### [EXERCISE DESCRIPTION]
Restate, word for word, all of the material shown below.

---- MATERIALS PROVIDED

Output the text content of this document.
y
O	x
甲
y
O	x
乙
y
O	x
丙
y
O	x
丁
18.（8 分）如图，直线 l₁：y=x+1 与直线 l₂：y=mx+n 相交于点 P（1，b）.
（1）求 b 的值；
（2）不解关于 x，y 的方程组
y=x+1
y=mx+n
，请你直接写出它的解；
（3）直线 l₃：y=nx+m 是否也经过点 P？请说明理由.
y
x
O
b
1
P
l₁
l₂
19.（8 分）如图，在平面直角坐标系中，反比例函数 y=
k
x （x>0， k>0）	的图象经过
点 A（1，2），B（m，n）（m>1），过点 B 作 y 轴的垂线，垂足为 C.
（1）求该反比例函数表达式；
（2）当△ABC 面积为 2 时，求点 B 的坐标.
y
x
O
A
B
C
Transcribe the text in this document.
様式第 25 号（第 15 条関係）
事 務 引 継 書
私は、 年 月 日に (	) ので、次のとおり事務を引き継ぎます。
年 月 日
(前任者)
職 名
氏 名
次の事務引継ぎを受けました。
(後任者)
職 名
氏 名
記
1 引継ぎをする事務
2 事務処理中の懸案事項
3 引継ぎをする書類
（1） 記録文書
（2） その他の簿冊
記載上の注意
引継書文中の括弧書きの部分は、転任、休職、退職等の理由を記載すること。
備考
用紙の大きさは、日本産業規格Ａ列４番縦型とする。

--------

### [FINISHED ANSWER]
Output the text content of this document.
y
O	x
甲
y
O	x
乙
y
O	x
丙
y
O	x
丁
18.（8 分）如图，直线 l₁：y=x+1 与直线 l₂：y=mx+n 相交于点 P（1，b）.
（1）求 b 的值；
（2）不解关于 x，y 的方程组
y=x+1
y=mx+n
，请你直接写出它的解；
（3）直线 l₃：y=nx+m 是否也经过点 P？请说明理由.
y
x
O
b
1
P
l₁
l₂
19.（8 分）如图，在平面直角坐标系中，反比例函数 y=
k
x （x>0， k>0）	的图象经过
点 A（1，2），B（m，n）（m>1），过点 B 作 y 轴的垂线，垂足为 C.
（1）求该反比例函数表达式；
（2）当△ABC 面积为 2 时，求点 B 的坐标.
y
x
O
A
B
C
Transcribe the text in this document.
様式第 25 号（第 15 条関係）
事 務 引 継 書
私は、 年 月 日に (	) ので、次のとおり事務を引き継ぎます。
年 月 日
(前任者)
職 名
氏 名
次の事務引継ぎを受けました。
(後任者)
職 名
氏 名
記
1 引継ぎをする事務
2 事務処理中の懸案事項
3 引継ぎをする書類
（1） 記録文書
（2） その他の簿冊
記載上の注意
引継書文中の括弧書きの部分は、転任、休職、退職等の理由を記載すること。
備考
用紙の大きさは、日本産業規格Ａ列４番縦型とする。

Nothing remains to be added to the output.